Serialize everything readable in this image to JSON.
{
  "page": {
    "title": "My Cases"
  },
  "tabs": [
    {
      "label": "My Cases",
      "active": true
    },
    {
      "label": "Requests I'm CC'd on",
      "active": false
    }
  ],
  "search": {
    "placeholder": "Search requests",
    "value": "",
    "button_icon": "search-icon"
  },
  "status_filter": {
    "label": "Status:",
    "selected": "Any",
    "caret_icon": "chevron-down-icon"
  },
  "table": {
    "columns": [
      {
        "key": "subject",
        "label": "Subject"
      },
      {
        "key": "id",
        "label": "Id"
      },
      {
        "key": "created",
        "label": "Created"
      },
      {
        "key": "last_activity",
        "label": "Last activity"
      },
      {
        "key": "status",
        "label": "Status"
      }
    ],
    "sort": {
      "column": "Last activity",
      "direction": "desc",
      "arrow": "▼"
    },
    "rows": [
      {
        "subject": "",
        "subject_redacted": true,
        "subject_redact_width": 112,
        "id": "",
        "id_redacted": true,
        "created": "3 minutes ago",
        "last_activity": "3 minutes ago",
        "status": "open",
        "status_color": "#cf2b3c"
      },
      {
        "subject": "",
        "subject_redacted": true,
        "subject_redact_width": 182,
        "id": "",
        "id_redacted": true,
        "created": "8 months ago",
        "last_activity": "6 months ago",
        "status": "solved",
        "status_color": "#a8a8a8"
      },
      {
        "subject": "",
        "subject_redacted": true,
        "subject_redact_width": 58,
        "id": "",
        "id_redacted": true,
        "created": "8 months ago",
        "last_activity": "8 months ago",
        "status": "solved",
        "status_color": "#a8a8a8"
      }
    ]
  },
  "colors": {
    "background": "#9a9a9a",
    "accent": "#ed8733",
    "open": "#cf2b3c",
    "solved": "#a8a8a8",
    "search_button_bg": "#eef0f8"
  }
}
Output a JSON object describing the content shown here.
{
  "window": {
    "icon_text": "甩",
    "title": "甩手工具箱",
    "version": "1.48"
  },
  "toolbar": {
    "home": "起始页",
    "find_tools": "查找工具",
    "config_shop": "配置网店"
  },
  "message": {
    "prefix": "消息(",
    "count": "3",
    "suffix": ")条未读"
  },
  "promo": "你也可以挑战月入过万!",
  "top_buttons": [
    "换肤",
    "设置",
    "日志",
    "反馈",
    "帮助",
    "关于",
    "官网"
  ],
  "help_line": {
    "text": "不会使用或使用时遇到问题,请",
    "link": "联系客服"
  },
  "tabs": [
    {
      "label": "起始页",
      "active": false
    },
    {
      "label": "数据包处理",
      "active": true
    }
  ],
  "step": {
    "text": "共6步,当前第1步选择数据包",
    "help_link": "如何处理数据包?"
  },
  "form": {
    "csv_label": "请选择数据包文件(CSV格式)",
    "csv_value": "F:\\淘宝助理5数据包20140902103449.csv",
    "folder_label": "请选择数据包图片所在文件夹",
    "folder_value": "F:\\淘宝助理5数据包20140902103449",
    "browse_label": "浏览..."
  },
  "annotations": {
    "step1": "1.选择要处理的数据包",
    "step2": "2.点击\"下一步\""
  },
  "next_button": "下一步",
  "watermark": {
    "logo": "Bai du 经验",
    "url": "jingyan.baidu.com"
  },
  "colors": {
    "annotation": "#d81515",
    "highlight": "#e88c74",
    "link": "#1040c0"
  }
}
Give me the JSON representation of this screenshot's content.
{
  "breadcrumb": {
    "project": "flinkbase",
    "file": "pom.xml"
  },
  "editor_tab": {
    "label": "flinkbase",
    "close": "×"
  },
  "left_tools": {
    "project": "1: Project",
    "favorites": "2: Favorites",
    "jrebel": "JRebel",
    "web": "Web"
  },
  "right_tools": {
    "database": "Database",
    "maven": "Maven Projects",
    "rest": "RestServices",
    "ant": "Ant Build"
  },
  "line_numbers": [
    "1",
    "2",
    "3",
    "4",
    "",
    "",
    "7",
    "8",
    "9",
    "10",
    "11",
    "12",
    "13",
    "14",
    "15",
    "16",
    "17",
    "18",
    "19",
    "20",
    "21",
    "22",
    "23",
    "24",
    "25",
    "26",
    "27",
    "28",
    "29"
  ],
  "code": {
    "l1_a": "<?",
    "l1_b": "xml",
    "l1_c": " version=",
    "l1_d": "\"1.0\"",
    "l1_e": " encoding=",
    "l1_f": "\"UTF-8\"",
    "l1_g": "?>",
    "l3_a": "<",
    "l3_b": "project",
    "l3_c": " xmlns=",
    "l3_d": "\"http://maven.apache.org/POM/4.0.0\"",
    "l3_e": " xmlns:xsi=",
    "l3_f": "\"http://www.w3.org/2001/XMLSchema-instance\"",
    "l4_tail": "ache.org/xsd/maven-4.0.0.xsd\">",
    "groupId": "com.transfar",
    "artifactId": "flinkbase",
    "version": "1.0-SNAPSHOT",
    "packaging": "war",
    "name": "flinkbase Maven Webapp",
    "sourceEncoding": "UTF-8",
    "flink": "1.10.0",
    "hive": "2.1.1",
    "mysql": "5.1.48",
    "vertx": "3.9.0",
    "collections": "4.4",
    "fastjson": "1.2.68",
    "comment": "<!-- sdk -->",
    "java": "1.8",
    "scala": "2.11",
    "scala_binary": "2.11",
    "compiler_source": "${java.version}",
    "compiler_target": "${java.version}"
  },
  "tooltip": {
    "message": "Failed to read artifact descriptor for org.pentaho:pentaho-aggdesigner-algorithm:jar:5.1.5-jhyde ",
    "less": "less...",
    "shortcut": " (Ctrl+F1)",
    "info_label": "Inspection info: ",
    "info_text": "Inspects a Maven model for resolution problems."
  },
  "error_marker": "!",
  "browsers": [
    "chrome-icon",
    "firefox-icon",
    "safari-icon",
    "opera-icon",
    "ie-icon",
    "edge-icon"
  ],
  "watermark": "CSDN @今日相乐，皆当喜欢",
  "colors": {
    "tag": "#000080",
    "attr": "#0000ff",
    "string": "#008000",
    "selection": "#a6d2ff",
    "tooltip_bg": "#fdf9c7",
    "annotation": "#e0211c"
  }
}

● **EXERCISE DIRECTIONS**:
In the entries above, find each line with the word "message" and show it.

● **CORRECT RESULT**:
  "message": {
    "message": "Failed to read artifact descriptor for org.pentaho:pentaho-aggdesigner-algorithm:jar:5.1.5-jhyde ",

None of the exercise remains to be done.